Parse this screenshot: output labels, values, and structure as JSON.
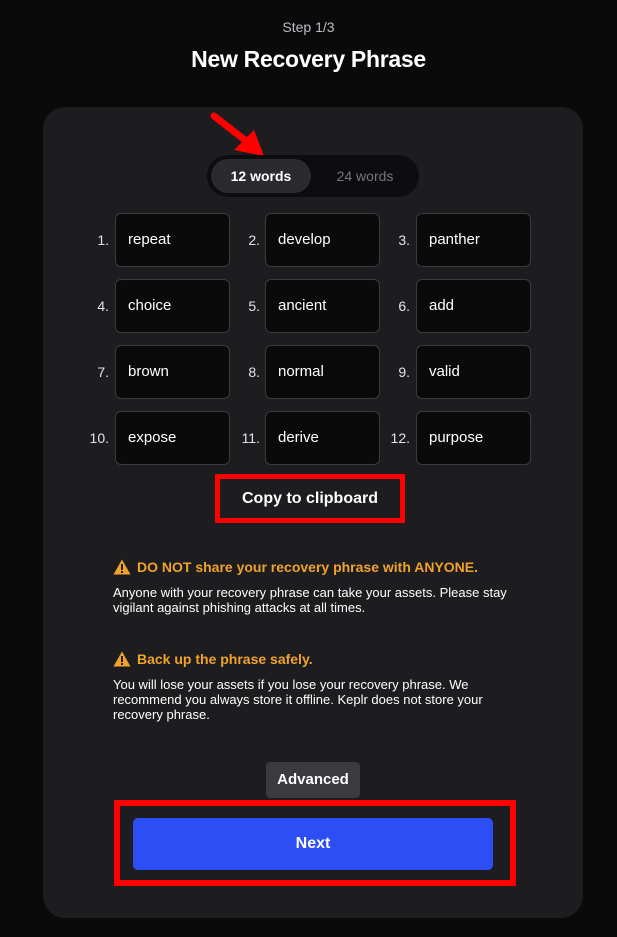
{
  "header": {
    "step": "Step 1/3",
    "title": "New Recovery Phrase"
  },
  "toggle": {
    "options": [
      "12 words",
      "24 words"
    ],
    "selected": "12 words"
  },
  "words": [
    {
      "num": "1.",
      "word": "repeat"
    },
    {
      "num": "2.",
      "word": "develop"
    },
    {
      "num": "3.",
      "word": "panther"
    },
    {
      "num": "4.",
      "word": "choice"
    },
    {
      "num": "5.",
      "word": "ancient"
    },
    {
      "num": "6.",
      "word": "add"
    },
    {
      "num": "7.",
      "word": "brown"
    },
    {
      "num": "8.",
      "word": "normal"
    },
    {
      "num": "9.",
      "word": "valid"
    },
    {
      "num": "10.",
      "word": "expose"
    },
    {
      "num": "11.",
      "word": "derive"
    },
    {
      "num": "12.",
      "word": "purpose"
    }
  ],
  "copy_label": "Copy to clipboard",
  "warnings": [
    {
      "icon": "warning-icon",
      "title": "DO NOT share your recovery phrase with ANYONE.",
      "body": "Anyone with your recovery phrase can take your assets. Please stay vigilant against phishing attacks at all times."
    },
    {
      "icon": "warning-icon",
      "title": "Back up the phrase safely.",
      "body": "You will lose your assets if you lose your recovery phrase. We recommend you always store it offline. Keplr does not store your recovery phrase."
    }
  ],
  "advanced_label": "Advanced",
  "next_label": "Next",
  "colors": {
    "accent": "#2d4ef5",
    "warning": "#f0a22b",
    "annotation": "#ff0000"
  }
}
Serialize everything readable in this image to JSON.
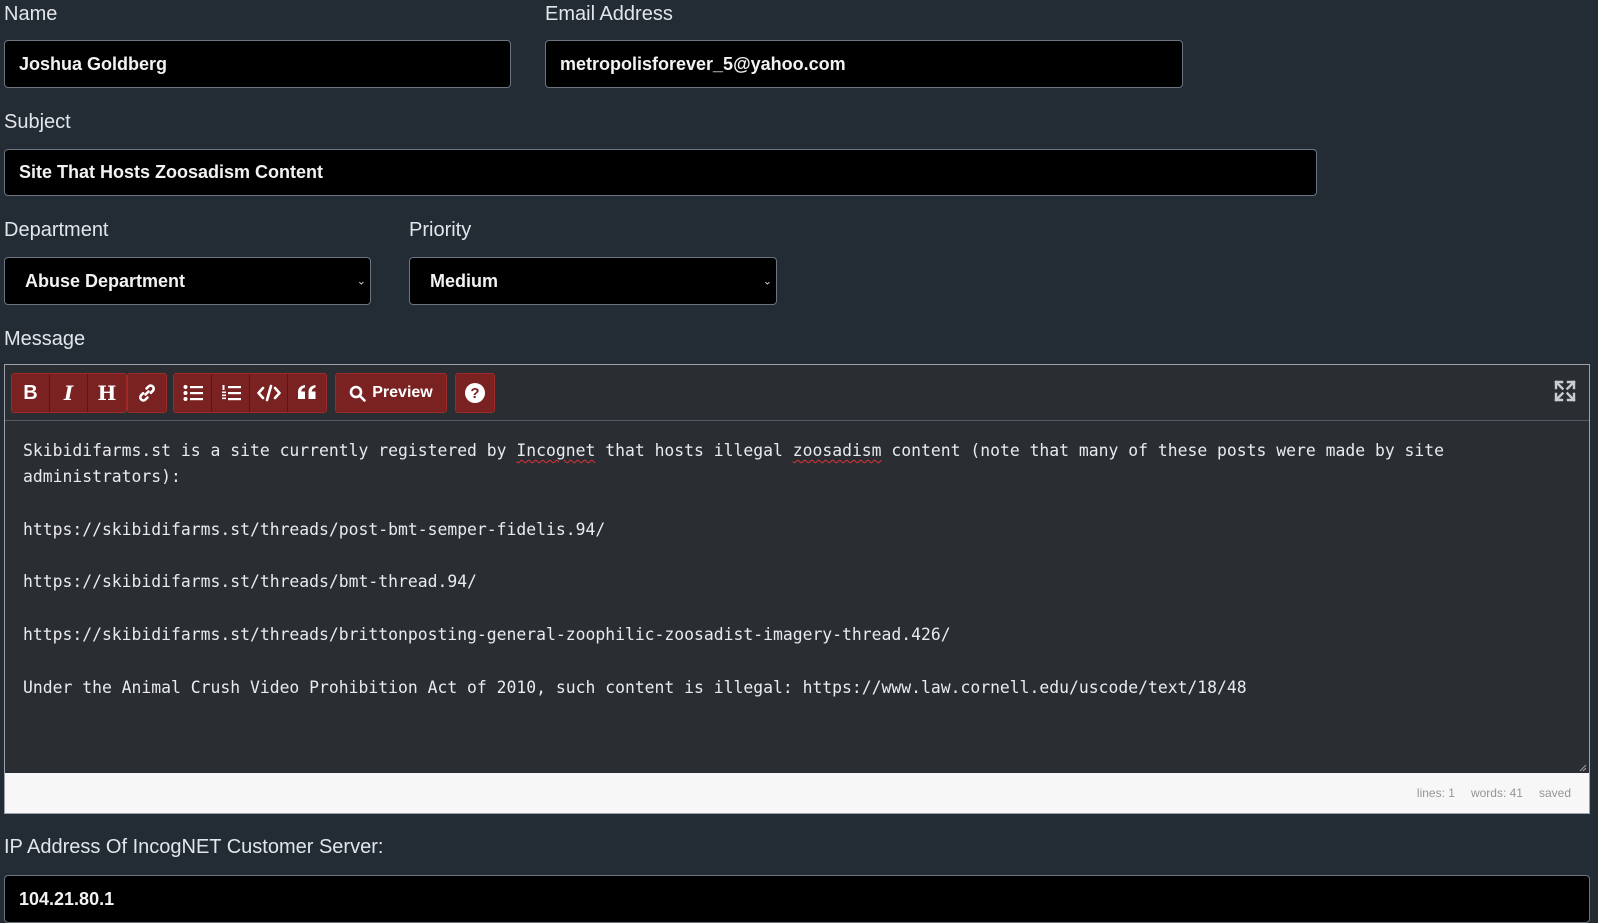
{
  "form": {
    "name_label": "Name",
    "name_value": "Joshua Goldberg",
    "email_label": "Email Address",
    "email_value": "metropolisforever_5@yahoo.com",
    "subject_label": "Subject",
    "subject_value": "Site That Hosts Zoosadism Content",
    "department_label": "Department",
    "department_value": "Abuse Department",
    "priority_label": "Priority",
    "priority_value": "Medium",
    "message_label": "Message",
    "ip_label": "IP Address Of IncogNET Customer Server:",
    "ip_value": "104.21.80.1"
  },
  "toolbar": {
    "bold": "B",
    "italic": "I",
    "heading": "H",
    "preview_label": "Preview",
    "help": "?",
    "icons": [
      "bold-icon",
      "italic-icon",
      "heading-icon",
      "link-icon",
      "unordered-list-icon",
      "ordered-list-icon",
      "code-icon",
      "quote-icon",
      "search-icon",
      "help-icon",
      "fullscreen-icon"
    ]
  },
  "message": {
    "line1_a": "Skibidifarms.st is a site currently registered by ",
    "line1_b": "Incognet",
    "line1_c": " that hosts illegal ",
    "line1_d": "zoosadism",
    "line1_e": " content (note that many of these posts were made by site administrators):",
    "url1": "https://skibidifarms.st/threads/post-bmt-semper-fidelis.94/",
    "url2": "https://skibidifarms.st/threads/bmt-thread.94/",
    "url3": "https://skibidifarms.st/threads/brittonposting-general-zoophilic-zoosadist-imagery-thread.426/",
    "last_line": "Under the Animal Crush Video Prohibition Act of 2010, such content is illegal: https://www.law.cornell.edu/uscode/text/18/48"
  },
  "status": {
    "lines": "lines: 1",
    "words": "words: 41",
    "saved": "saved"
  },
  "colors": {
    "background": "#232b35",
    "button": "#7a2222",
    "field": "#000000"
  }
}
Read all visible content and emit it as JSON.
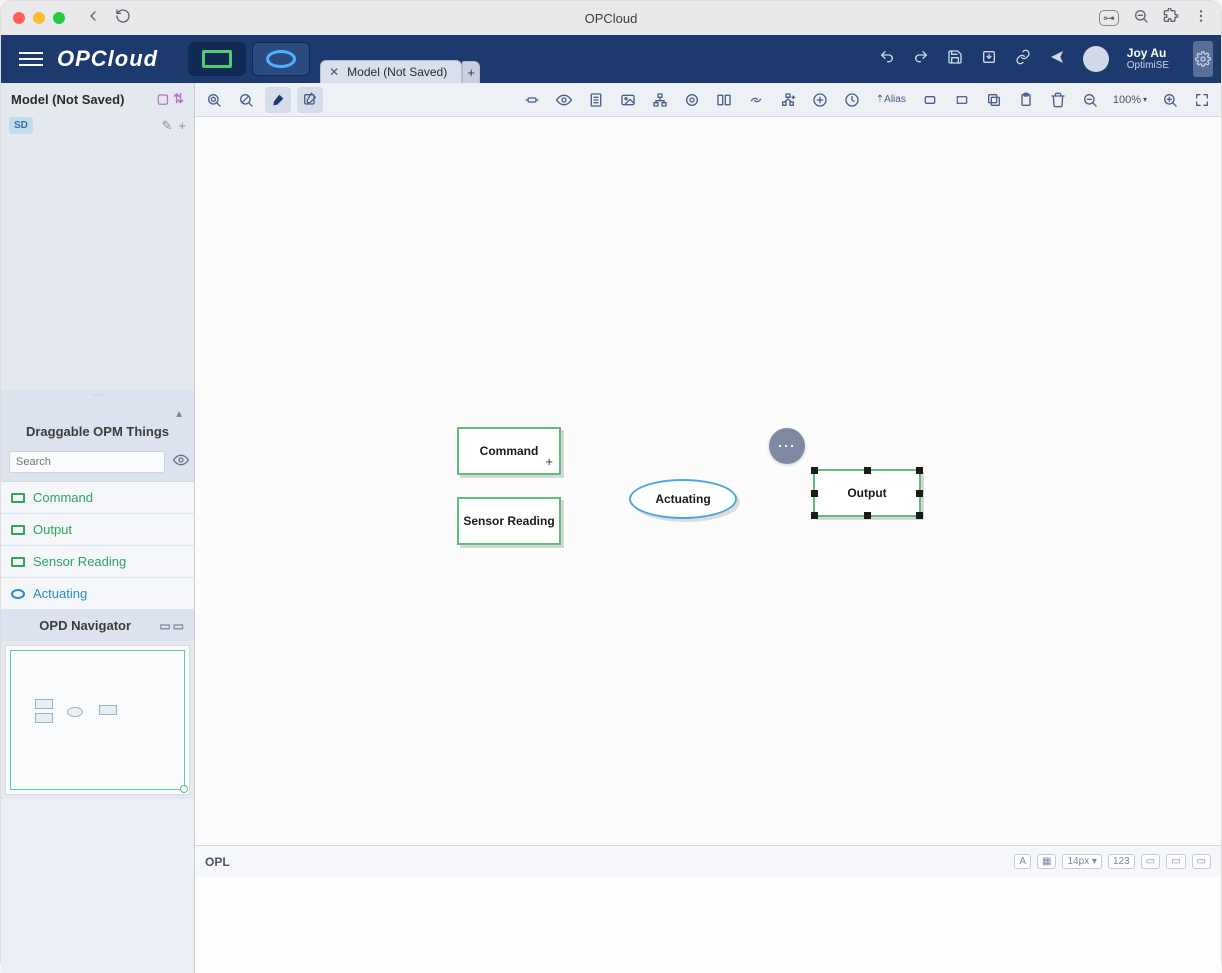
{
  "window": {
    "title": "OPCloud"
  },
  "appbar": {
    "logo": "OPCloud",
    "tab_label": "Model (Not Saved)",
    "user_name": "Joy Au",
    "user_org": "OptimiSE"
  },
  "sidebar": {
    "model_title": "Model (Not Saved)",
    "sd_badge": "SD",
    "drag_title": "Draggable OPM Things",
    "search_placeholder": "Search",
    "things": [
      {
        "label": "Command",
        "type": "object"
      },
      {
        "label": "Output",
        "type": "object"
      },
      {
        "label": "Sensor Reading",
        "type": "object"
      },
      {
        "label": "Actuating",
        "type": "process"
      }
    ],
    "opd_nav_title": "OPD Navigator"
  },
  "toolbar": {
    "alias_label": "Alias",
    "zoom": "100%"
  },
  "canvas": {
    "nodes": {
      "command": "Command",
      "sensor": "Sensor Reading",
      "actuating": "Actuating",
      "output": "Output"
    }
  },
  "opl": {
    "label": "OPL",
    "font_size": "14px"
  }
}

# Short task
What is the number of lines in this listing that contain the word "Model"? Answer with that number and nothing else.

# Task answer
2